Give the number of lines that contain the string "title", please, and nothing else.

____ Task input

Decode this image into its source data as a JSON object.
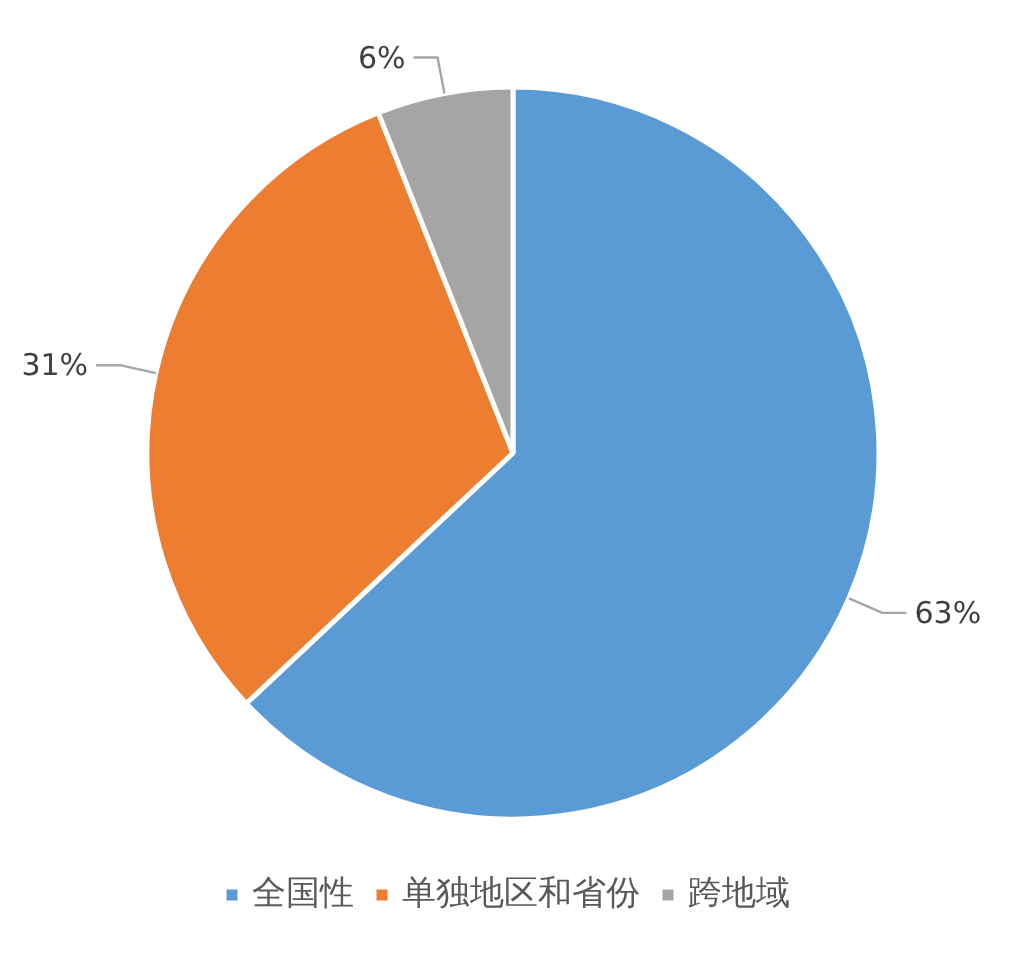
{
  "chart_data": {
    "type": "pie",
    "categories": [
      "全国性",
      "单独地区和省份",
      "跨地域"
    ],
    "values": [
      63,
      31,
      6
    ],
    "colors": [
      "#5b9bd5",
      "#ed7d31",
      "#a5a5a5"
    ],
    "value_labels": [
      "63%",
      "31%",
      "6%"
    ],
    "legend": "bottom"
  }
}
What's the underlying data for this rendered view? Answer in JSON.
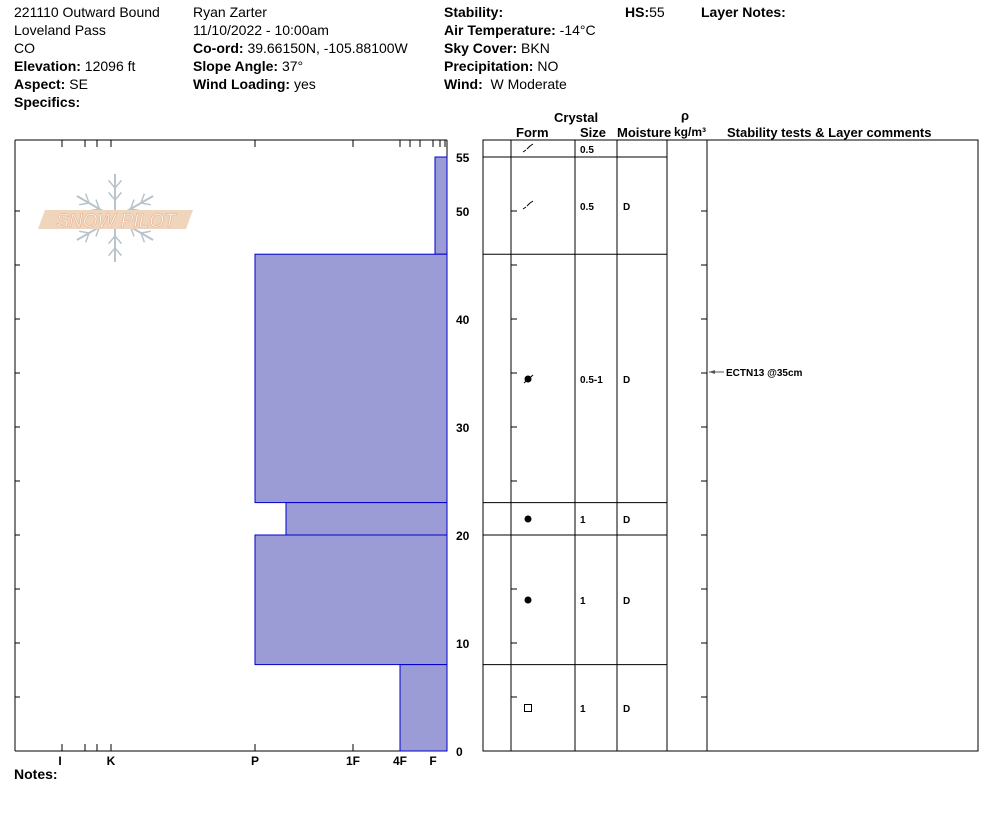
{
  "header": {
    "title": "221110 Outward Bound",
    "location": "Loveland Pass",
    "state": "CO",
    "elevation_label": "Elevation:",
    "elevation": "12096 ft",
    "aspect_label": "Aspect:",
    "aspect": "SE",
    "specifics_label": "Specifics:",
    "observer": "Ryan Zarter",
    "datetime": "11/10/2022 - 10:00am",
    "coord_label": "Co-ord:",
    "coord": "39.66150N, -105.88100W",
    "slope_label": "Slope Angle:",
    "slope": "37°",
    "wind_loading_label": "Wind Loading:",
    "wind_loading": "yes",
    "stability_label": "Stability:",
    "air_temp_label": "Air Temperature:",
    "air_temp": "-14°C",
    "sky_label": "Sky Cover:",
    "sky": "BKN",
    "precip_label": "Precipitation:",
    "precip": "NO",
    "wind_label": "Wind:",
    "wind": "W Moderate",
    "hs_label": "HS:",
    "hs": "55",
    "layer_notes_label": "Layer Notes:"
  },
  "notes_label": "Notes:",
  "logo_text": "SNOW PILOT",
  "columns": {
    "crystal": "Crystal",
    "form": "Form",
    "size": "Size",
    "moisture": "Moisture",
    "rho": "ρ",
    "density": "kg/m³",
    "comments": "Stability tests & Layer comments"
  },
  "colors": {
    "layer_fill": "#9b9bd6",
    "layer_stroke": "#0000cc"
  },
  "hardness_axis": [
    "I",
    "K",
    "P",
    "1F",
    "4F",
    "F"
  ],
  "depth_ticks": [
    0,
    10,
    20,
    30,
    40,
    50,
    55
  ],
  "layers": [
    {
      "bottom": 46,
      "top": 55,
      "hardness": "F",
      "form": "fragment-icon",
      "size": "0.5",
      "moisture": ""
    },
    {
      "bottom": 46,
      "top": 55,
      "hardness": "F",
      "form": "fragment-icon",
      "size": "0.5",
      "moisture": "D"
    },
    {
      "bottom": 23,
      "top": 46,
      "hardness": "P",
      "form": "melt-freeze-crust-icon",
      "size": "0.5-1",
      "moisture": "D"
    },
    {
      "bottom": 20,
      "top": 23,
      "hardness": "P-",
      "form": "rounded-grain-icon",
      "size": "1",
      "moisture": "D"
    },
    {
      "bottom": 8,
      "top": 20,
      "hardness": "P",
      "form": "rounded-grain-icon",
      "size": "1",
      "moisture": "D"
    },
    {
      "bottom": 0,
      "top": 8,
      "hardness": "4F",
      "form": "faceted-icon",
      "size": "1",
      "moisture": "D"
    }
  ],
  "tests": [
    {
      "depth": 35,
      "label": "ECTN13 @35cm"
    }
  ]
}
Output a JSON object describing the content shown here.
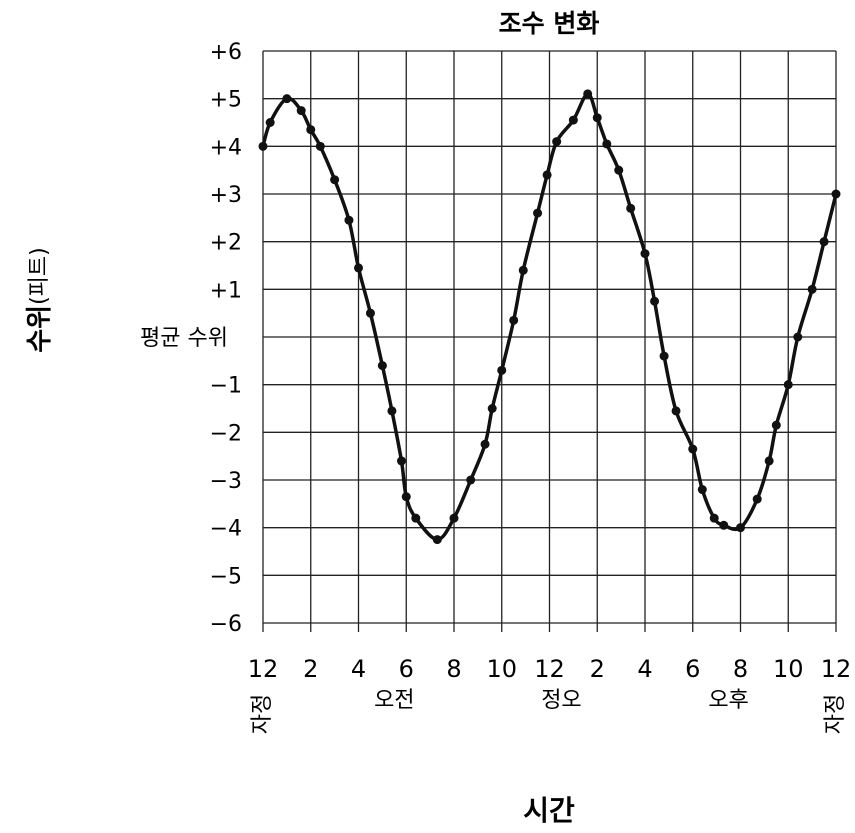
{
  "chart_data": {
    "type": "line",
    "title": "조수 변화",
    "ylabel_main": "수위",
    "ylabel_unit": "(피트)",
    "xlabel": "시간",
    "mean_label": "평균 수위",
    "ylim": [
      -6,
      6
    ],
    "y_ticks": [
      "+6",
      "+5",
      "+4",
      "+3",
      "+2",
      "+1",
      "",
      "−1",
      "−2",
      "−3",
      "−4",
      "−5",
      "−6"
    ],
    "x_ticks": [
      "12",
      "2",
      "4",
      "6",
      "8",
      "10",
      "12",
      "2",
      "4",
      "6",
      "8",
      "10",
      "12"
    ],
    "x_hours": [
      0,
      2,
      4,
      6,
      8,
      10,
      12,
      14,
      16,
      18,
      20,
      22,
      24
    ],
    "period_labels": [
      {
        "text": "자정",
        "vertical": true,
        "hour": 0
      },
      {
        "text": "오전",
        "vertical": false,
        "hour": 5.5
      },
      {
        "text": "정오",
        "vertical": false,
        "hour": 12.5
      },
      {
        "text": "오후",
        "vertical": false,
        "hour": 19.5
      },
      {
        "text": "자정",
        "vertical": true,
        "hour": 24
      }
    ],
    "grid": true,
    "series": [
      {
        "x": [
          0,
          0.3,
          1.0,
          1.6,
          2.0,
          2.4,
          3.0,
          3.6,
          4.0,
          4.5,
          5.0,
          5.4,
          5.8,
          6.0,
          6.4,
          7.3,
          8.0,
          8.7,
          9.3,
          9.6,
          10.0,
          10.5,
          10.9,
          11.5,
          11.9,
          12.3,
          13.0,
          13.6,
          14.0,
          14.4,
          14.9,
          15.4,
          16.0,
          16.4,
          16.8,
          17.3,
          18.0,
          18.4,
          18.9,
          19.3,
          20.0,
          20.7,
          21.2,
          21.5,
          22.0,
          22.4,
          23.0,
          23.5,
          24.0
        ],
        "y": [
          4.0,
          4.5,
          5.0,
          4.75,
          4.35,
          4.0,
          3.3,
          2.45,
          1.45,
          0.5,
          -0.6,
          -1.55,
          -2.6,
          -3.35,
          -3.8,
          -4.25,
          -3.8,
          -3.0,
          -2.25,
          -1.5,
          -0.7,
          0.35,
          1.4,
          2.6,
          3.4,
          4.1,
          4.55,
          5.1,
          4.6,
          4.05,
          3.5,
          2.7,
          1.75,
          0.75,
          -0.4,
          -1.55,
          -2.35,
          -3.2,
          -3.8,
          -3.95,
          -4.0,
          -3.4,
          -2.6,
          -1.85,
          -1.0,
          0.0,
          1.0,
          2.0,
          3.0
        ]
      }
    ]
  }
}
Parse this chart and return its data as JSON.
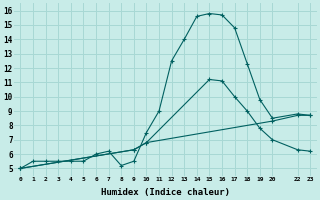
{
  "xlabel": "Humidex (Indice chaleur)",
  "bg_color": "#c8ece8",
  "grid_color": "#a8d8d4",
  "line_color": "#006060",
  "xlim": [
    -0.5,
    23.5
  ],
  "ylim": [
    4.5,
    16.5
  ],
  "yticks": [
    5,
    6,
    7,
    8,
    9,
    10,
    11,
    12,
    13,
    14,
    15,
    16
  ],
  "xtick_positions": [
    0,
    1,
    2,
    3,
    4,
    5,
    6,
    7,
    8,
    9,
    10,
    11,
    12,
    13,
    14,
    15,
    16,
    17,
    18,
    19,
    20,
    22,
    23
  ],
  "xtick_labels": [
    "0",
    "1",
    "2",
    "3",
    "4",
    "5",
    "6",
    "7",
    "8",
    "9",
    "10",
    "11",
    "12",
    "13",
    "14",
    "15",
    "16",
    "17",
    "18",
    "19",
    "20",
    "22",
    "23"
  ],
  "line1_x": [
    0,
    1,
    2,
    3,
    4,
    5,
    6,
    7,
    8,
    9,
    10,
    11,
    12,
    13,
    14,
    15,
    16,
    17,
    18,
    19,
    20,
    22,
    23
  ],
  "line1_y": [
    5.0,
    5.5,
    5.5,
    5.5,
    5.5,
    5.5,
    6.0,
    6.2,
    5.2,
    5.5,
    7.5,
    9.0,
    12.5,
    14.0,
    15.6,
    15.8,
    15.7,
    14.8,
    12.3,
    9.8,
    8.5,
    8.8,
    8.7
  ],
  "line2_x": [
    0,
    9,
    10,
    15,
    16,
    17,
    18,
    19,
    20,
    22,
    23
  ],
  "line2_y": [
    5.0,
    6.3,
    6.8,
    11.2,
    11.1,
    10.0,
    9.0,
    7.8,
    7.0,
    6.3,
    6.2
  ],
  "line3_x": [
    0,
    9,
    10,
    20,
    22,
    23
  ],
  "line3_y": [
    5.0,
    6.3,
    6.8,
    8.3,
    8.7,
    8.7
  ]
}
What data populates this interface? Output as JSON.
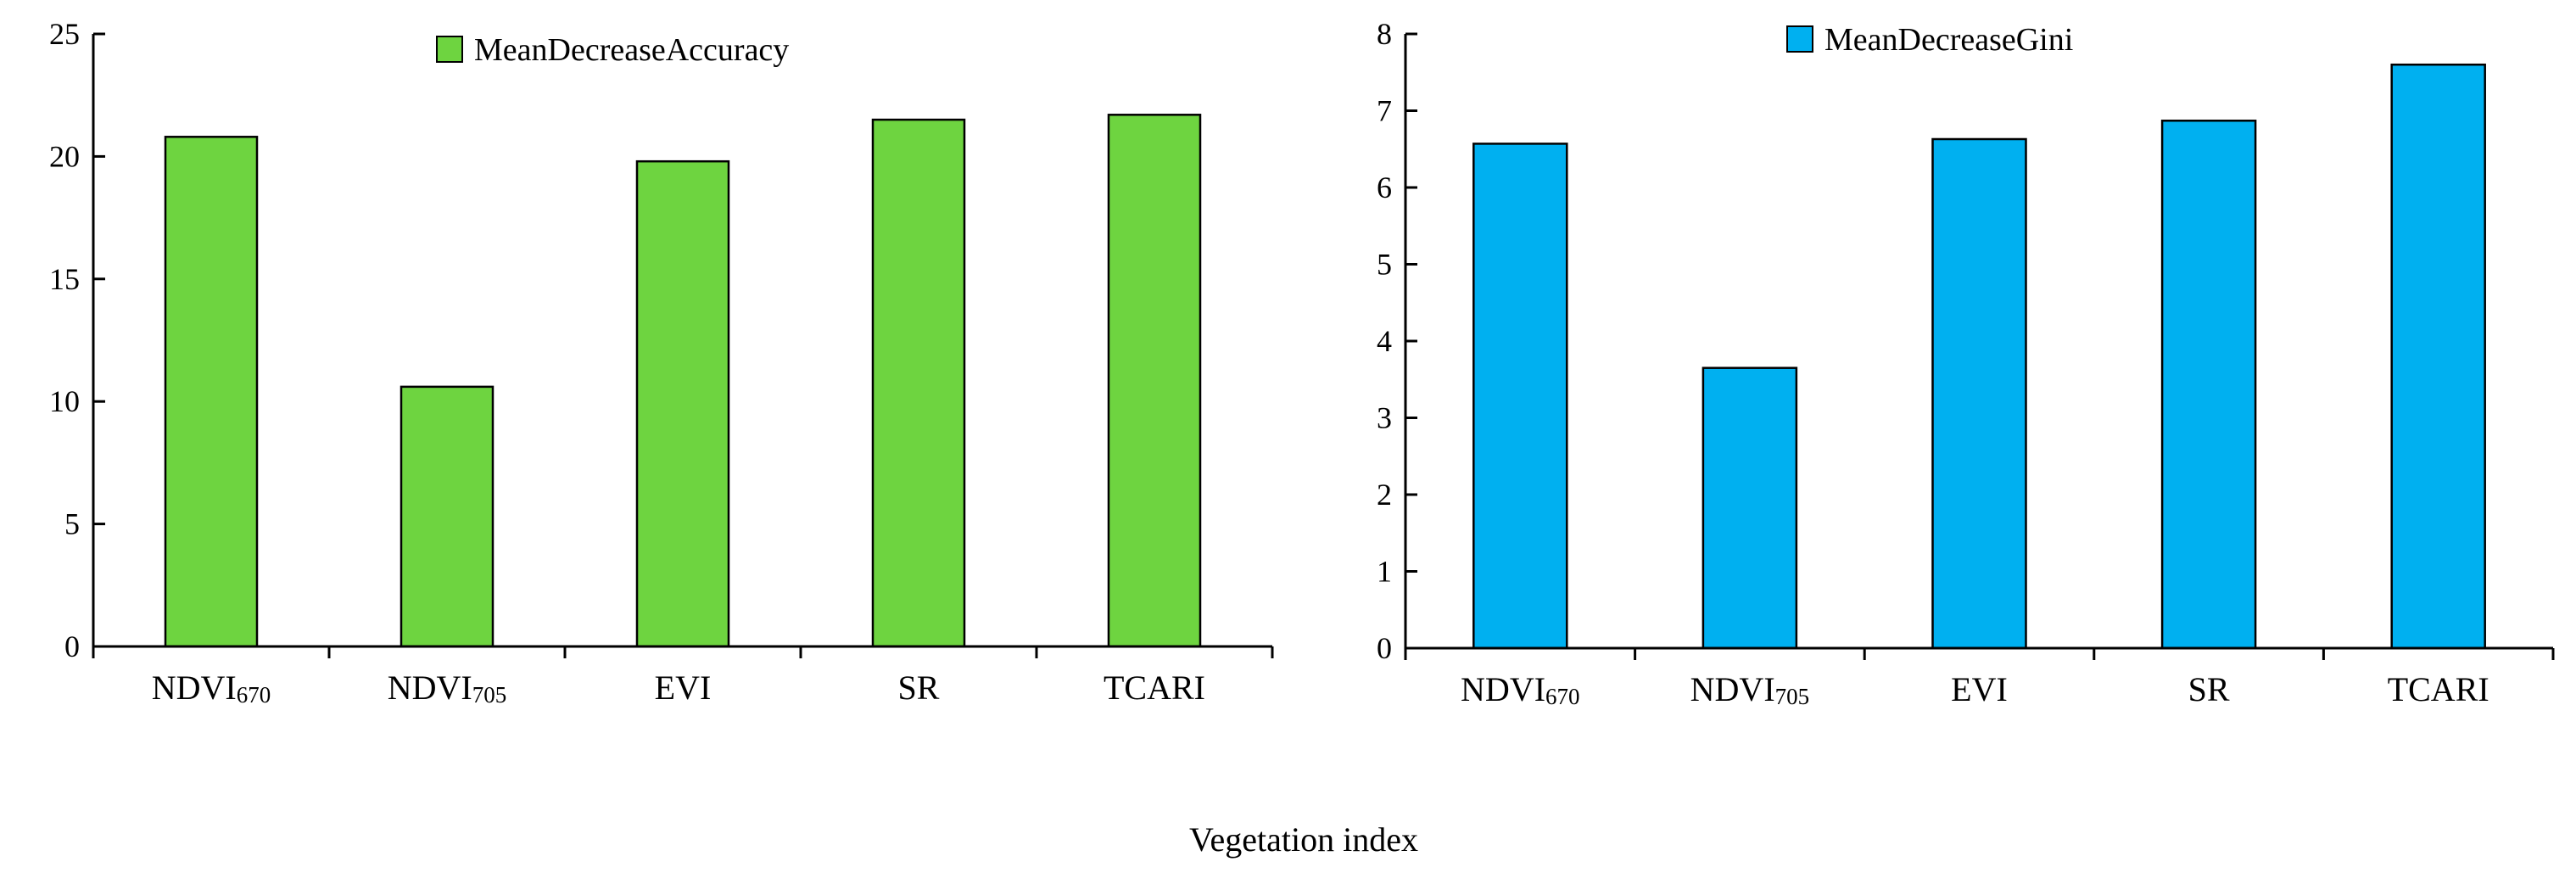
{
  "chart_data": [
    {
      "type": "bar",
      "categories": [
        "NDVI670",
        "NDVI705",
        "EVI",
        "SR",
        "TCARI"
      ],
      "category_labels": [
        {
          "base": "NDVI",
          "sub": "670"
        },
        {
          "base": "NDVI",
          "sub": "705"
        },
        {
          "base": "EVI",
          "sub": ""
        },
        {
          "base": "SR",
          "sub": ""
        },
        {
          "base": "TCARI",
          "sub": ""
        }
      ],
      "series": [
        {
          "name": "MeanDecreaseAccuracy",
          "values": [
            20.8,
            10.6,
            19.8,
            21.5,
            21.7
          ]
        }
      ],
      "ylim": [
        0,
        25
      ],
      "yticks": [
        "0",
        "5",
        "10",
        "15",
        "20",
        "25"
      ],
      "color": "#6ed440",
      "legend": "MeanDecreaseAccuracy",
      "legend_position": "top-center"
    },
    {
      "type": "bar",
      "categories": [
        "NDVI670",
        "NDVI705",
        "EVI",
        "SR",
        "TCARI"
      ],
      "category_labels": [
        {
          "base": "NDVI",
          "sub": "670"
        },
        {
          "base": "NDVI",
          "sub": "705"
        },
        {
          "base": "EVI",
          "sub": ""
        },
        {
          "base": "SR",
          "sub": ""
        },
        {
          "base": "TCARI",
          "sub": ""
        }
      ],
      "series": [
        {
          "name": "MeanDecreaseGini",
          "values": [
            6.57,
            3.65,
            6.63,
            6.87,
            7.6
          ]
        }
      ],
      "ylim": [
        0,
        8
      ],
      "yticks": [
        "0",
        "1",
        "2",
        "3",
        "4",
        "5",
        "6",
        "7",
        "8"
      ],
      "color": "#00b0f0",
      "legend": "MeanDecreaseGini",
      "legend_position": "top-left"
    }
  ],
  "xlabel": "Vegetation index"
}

________

Task answer :: 2